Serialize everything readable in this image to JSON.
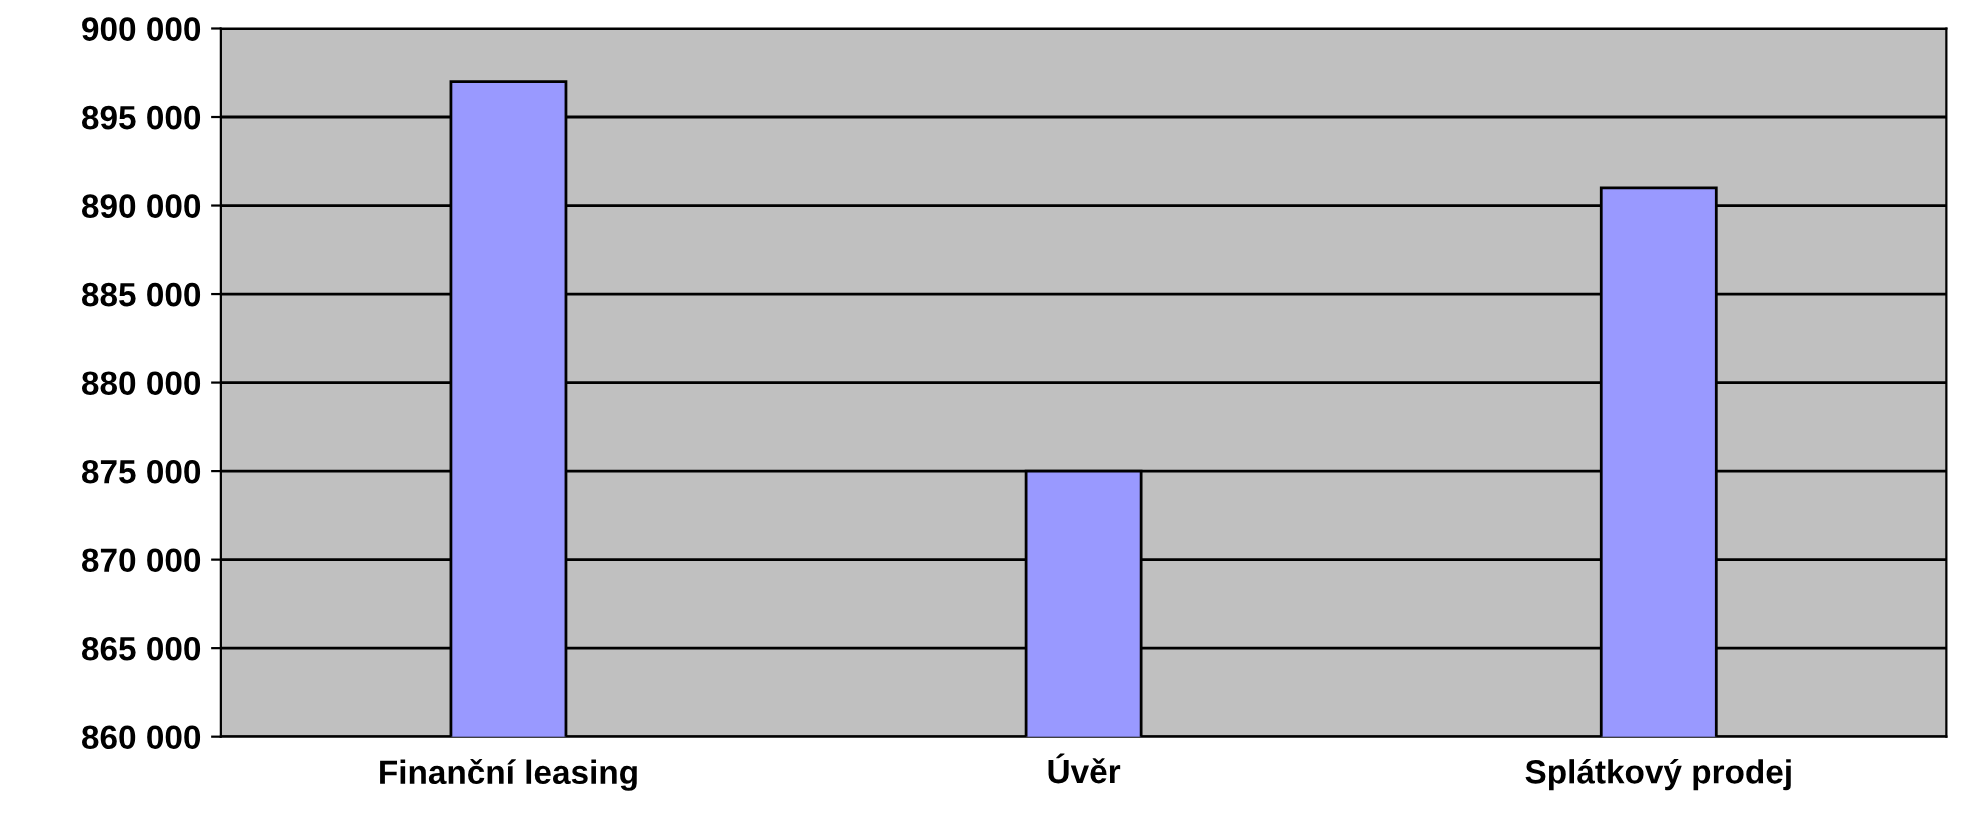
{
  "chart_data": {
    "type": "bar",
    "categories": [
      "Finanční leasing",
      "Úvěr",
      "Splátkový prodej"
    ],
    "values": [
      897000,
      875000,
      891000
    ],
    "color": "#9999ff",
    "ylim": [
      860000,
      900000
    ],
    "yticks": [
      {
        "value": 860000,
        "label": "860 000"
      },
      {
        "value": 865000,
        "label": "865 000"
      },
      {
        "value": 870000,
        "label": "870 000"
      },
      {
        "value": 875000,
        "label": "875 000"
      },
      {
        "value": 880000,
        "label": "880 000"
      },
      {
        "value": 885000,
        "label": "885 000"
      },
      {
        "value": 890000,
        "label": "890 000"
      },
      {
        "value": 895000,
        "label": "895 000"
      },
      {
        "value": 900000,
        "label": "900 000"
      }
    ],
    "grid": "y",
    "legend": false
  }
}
= = = = = = =
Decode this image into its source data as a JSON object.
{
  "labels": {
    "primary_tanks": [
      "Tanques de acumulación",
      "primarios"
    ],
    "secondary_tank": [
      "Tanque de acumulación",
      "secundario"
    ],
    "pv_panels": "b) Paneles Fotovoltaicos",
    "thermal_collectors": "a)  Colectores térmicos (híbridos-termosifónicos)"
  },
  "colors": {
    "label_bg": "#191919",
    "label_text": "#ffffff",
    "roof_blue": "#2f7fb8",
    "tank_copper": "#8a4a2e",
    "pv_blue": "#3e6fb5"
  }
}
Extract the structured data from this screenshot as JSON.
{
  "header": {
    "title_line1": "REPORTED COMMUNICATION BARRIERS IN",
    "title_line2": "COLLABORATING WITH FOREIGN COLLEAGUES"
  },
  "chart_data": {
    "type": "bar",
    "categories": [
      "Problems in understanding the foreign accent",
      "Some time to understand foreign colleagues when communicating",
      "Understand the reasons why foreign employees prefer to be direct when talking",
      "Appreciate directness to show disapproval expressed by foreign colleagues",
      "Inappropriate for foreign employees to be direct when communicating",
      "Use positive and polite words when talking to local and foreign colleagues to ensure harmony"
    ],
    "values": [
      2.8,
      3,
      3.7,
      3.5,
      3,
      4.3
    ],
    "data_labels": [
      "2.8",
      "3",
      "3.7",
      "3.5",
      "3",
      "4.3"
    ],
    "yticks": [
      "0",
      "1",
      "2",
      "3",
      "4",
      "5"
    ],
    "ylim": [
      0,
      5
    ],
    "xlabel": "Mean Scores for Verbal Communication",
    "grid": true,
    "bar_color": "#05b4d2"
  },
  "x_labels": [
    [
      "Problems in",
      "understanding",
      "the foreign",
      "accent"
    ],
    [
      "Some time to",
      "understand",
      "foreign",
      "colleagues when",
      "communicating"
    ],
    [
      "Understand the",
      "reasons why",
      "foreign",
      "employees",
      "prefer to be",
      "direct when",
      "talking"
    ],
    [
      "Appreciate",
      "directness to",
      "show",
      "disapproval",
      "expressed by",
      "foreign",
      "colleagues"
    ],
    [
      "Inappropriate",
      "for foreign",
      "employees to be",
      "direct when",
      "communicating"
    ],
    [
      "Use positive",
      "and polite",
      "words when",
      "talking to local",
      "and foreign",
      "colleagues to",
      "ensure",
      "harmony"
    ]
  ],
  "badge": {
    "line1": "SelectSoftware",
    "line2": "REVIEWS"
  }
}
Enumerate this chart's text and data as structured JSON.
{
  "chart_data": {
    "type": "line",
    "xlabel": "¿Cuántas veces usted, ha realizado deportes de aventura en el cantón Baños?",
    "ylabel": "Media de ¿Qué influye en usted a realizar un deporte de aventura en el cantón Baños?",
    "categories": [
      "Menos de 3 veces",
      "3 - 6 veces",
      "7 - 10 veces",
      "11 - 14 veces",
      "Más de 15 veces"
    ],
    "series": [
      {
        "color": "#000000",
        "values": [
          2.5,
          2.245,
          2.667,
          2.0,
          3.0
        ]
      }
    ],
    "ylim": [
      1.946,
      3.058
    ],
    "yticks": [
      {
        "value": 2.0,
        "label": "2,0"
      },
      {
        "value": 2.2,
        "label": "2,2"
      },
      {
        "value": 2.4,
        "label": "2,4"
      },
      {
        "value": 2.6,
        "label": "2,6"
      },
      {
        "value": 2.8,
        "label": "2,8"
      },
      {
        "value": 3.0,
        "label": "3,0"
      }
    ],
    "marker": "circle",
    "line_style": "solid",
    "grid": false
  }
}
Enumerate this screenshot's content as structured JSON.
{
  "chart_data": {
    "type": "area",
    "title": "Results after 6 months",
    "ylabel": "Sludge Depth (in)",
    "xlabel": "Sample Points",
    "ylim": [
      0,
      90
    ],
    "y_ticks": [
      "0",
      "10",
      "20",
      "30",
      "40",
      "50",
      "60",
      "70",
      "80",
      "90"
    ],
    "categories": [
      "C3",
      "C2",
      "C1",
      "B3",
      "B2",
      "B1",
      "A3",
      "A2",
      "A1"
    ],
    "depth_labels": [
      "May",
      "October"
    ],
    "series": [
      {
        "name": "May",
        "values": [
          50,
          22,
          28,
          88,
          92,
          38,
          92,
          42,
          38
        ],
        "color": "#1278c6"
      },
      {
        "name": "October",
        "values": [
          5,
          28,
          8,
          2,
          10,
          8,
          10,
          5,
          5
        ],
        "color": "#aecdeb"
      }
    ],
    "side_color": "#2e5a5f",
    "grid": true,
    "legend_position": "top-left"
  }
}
= = = = = = =
OBJECTIVE -> Copy out all lines that carry the word "reasons".

THE SOLUTION ->
      "Understand the reasons why foreign employees prefer to be direct when talking",
      "reasons why",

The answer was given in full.